THE PROBLEM:
Would you pull out every line of the material that contains the string "this"?

AVAILABLE DATA:

###

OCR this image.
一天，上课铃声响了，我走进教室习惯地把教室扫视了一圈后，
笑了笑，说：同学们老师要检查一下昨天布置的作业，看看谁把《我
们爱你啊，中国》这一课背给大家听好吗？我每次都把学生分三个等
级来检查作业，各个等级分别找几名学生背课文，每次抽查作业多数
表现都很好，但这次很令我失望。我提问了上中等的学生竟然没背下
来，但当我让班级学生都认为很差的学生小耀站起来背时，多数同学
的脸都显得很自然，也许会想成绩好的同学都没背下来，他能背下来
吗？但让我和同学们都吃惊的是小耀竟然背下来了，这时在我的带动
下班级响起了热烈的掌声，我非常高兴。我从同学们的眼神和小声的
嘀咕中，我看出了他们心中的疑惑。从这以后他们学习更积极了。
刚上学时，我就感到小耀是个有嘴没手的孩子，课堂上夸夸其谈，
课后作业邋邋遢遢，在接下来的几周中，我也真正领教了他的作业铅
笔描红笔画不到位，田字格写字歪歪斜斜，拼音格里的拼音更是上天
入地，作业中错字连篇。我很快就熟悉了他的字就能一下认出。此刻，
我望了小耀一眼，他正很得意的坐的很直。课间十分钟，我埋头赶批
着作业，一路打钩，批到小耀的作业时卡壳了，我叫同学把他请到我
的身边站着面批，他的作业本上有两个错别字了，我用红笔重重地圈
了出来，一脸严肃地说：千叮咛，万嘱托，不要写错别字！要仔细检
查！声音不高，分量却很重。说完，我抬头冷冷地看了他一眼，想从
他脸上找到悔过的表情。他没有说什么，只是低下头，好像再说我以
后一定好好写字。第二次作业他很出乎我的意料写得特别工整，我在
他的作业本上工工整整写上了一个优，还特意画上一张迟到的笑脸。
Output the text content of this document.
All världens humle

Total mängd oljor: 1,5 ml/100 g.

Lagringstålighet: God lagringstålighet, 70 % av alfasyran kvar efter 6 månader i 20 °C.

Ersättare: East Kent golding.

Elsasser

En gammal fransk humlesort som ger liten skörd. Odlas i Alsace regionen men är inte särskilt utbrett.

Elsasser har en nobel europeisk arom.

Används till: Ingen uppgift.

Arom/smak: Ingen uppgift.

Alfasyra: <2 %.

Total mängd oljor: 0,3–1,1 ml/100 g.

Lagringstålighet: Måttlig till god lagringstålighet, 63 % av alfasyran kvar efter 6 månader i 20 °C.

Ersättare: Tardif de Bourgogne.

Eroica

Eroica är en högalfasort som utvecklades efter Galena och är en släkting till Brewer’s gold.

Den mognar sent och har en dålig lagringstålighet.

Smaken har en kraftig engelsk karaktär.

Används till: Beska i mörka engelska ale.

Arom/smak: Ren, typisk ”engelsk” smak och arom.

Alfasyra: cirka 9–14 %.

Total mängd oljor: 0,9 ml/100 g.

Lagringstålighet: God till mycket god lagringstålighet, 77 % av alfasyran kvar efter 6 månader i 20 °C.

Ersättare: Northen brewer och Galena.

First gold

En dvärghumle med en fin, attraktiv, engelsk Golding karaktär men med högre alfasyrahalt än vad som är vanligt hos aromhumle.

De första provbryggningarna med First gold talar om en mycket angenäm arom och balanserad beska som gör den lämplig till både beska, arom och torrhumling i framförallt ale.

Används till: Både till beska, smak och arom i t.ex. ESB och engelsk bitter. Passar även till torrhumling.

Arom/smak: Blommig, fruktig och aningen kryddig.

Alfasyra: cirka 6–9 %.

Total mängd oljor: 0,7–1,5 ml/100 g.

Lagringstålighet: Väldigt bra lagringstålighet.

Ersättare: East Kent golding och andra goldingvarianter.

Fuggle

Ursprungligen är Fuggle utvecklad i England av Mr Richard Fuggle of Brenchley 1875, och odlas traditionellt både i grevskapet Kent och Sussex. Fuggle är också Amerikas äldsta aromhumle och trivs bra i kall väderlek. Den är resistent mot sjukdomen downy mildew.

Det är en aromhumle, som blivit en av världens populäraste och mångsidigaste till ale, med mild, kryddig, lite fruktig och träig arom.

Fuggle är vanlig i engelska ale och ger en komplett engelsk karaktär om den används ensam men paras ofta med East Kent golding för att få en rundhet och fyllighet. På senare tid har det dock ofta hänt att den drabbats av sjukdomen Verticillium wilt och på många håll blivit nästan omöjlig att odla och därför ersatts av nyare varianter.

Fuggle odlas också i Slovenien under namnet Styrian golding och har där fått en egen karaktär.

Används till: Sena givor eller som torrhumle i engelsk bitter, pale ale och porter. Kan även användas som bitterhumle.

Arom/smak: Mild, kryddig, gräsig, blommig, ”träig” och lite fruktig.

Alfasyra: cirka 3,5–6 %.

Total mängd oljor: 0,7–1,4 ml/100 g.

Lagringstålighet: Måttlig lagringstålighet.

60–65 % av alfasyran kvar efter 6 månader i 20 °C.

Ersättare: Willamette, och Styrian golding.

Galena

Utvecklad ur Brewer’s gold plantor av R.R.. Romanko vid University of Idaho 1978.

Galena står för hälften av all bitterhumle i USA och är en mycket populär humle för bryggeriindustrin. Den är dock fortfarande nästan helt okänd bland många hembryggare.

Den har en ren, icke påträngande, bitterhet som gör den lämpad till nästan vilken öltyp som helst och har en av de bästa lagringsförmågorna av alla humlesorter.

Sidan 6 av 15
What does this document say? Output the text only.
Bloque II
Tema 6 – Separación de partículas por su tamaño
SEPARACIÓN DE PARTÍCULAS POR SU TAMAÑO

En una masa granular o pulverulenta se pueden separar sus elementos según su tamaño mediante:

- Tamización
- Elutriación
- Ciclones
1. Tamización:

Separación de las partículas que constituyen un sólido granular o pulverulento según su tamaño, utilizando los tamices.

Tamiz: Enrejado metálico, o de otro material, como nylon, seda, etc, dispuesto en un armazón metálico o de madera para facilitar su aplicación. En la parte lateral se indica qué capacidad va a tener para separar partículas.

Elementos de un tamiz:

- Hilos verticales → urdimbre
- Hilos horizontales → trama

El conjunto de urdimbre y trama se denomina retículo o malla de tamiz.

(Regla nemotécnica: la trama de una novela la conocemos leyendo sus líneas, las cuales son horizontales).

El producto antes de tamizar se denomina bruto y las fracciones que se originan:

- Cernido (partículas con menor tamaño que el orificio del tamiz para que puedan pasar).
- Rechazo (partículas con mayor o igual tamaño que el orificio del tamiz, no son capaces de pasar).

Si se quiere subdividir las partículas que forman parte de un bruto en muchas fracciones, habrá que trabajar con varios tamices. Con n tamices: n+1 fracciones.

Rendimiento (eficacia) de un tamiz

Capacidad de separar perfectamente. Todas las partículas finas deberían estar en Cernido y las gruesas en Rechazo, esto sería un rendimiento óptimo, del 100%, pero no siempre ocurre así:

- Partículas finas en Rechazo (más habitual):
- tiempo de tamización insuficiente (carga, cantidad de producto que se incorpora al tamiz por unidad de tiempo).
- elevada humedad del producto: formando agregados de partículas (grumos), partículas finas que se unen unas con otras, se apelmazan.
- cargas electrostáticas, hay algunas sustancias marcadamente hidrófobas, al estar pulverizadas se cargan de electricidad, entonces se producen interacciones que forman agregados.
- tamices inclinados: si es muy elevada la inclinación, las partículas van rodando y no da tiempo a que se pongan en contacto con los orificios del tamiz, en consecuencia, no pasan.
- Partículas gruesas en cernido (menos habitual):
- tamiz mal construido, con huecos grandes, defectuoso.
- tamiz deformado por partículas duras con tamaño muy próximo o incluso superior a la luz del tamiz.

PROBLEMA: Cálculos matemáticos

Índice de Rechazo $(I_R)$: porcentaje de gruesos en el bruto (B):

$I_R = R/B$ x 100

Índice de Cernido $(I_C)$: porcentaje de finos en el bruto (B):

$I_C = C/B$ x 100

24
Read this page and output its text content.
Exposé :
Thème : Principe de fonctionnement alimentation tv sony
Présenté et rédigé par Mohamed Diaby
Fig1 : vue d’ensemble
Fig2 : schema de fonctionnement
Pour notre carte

###

TASK OUTPUT:
OCR this image.
Output the text content of this document.
What does this document say? Output the text only.
Read this page and output its text content.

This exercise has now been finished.